_Source text_
★ ★ ★ ★

Akin, by Emma Donoghue.
Yes, now that the trip is only days away, Noah is pleased
to see that he can still feel some excitement at spending his Milestone
birthday in such a special place.
Until he is called by Rosa Figueroa, a social worker
(with 24 other cases in her personal workload) who informs him that his
sister’s late, overdosed son had an eleven-year-old son of his own, previously
cared-for by the maternal grandmother:
sadly, she has died of complications from diabetes, and Michael has
no-one from his biological family to care for him. Apart from Noah, his Great-uncle.
And
it does Noah no good to enquire after the whereabouts of Michael’s mother: ‘she’s currently incarcerated.’ Would Noah be prepared to care for Michael
until Rosa can track down Michael’s Aunt (who is who knows where) – perhaps he
could take Michael to Nice, too?

★ ★ ★ ★

_Complete the following_
A: In the passage on Emma Donoghue's novel Akin, duplicate the wording starting with "Yes, now that" and going on through "a special place.".
B: Write the next part of the passage on Emma Donoghue's novel Akin, picking up right after its final sentence.
The entries that come after this have nothing to do with what you are asked to do.

★ ★ ★ ★

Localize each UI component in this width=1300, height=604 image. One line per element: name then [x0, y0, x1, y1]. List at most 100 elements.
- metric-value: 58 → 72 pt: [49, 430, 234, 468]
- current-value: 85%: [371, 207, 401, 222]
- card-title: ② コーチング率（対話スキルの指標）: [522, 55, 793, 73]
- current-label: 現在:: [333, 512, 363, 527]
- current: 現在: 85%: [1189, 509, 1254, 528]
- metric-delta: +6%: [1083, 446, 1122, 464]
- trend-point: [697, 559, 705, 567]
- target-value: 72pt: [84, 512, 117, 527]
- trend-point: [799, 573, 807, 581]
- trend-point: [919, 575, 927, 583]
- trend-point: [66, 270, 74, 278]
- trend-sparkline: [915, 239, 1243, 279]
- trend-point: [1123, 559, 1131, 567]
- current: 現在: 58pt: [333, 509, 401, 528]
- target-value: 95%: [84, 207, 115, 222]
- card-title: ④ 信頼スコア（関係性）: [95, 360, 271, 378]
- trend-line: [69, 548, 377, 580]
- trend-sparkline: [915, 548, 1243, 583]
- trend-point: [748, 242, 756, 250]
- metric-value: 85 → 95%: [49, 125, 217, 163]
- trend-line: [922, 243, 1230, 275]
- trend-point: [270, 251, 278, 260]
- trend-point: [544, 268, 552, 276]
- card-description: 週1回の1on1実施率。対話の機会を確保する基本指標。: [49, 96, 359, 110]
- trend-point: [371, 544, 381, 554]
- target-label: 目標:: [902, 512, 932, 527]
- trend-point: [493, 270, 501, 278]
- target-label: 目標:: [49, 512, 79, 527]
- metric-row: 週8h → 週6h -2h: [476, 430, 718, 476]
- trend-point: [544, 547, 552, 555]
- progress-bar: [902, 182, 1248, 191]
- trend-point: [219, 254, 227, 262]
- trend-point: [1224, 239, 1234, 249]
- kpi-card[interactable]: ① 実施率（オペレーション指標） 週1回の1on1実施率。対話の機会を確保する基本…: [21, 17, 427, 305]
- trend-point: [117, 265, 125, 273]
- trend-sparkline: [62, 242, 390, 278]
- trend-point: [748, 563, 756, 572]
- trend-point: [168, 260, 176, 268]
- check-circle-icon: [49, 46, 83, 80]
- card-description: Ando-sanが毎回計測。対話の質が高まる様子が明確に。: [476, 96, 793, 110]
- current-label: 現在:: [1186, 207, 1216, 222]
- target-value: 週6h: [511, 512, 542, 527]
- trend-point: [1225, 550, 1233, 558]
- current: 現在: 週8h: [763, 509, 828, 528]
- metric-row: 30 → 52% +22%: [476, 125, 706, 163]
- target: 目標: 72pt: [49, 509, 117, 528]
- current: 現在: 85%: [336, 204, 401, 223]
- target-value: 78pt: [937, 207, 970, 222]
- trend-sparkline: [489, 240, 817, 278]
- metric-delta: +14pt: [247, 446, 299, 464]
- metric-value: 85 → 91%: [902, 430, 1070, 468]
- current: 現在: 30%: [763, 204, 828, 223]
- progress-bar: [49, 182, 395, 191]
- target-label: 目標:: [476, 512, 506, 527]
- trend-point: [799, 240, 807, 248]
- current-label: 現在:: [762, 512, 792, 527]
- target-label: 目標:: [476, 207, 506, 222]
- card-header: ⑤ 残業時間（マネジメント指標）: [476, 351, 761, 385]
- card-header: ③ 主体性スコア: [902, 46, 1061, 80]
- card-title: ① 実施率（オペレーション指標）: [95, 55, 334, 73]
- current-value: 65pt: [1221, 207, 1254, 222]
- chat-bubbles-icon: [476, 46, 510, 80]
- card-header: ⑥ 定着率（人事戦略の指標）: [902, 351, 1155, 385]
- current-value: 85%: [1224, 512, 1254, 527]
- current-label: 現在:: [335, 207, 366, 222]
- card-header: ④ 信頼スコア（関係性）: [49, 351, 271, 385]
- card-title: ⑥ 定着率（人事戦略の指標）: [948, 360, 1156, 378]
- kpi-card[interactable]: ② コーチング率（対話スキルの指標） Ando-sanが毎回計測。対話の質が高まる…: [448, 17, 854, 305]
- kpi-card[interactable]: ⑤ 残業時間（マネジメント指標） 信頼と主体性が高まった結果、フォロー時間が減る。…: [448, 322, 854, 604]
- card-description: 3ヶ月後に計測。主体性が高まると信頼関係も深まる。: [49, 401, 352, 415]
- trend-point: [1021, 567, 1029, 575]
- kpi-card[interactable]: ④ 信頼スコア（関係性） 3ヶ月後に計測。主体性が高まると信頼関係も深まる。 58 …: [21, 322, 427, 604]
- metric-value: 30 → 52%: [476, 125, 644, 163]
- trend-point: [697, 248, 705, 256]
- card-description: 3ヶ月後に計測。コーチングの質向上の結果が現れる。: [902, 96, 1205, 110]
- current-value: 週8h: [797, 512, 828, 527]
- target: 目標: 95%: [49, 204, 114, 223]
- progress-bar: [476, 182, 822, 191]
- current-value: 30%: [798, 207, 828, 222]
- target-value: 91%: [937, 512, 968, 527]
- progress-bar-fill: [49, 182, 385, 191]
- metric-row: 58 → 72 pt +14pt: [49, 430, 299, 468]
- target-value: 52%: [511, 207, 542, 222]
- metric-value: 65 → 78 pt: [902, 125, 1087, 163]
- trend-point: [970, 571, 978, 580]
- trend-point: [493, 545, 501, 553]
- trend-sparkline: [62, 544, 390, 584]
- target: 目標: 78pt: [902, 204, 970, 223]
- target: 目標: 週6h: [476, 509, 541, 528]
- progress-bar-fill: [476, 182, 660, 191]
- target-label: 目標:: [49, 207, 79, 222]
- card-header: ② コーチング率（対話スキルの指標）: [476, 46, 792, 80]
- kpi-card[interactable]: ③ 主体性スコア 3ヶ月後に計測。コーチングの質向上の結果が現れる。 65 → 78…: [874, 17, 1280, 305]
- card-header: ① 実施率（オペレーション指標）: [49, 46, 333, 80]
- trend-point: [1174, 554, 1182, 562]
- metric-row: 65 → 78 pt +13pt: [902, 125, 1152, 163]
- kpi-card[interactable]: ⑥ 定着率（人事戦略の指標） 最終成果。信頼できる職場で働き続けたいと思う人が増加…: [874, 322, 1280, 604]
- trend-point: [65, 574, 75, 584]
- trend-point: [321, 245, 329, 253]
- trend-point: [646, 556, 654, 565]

★ ★ ★ ★

_Results in order_
A:
Yes, now that the trip is only days away, Noah is pleased
to see that he can still feel some excitement at spending his Milestone
birthday in such a special place.

B:
The acclaimed author of
‘Room’ takes us all to Nice on a very bumpy ride for two people who do
not want to be together; a man at the
wrong end of his life forced with zero experience to care for a child who is
grieving for the absence of his mother and grandmother, the pillars of his
short existence. And there is the deepening puzzle of Noah’s origins, the
mystery of which ultimately creates the fragile beginnings of a relationship that,
at the end of the trip, doesn’t seem so impossible after all. This is a story of the true meaning of kinship
and the unbreakable bond of family, there whether we recognise it or not. SIX STARS.